## Objective
Return only the number of lines in the entries below that hold the word "Richtlinie".

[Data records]
-- Begin --

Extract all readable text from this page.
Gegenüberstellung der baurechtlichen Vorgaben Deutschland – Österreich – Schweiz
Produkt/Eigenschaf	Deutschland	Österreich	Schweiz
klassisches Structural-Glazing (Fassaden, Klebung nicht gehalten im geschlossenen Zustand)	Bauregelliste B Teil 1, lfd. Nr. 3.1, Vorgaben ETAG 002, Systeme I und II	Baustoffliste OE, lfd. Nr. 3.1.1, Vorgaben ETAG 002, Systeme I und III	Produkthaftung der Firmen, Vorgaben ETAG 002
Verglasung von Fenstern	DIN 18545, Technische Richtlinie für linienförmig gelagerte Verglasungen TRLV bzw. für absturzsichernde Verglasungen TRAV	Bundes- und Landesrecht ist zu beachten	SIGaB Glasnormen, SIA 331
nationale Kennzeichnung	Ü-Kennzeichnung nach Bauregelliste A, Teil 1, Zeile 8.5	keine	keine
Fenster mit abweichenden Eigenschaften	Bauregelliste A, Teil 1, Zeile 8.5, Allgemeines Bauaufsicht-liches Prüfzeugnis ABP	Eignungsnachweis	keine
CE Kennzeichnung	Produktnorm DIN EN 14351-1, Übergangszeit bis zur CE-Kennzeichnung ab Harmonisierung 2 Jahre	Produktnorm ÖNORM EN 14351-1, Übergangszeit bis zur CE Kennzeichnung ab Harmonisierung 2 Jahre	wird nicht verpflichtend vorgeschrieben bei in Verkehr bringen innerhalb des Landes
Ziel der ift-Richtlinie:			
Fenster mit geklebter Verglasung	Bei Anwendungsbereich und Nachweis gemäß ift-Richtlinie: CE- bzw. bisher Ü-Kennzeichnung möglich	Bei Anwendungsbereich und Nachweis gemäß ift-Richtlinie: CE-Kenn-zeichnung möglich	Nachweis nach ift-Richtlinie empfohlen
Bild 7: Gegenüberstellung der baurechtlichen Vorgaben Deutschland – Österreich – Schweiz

-- End --

## Exercise answer
3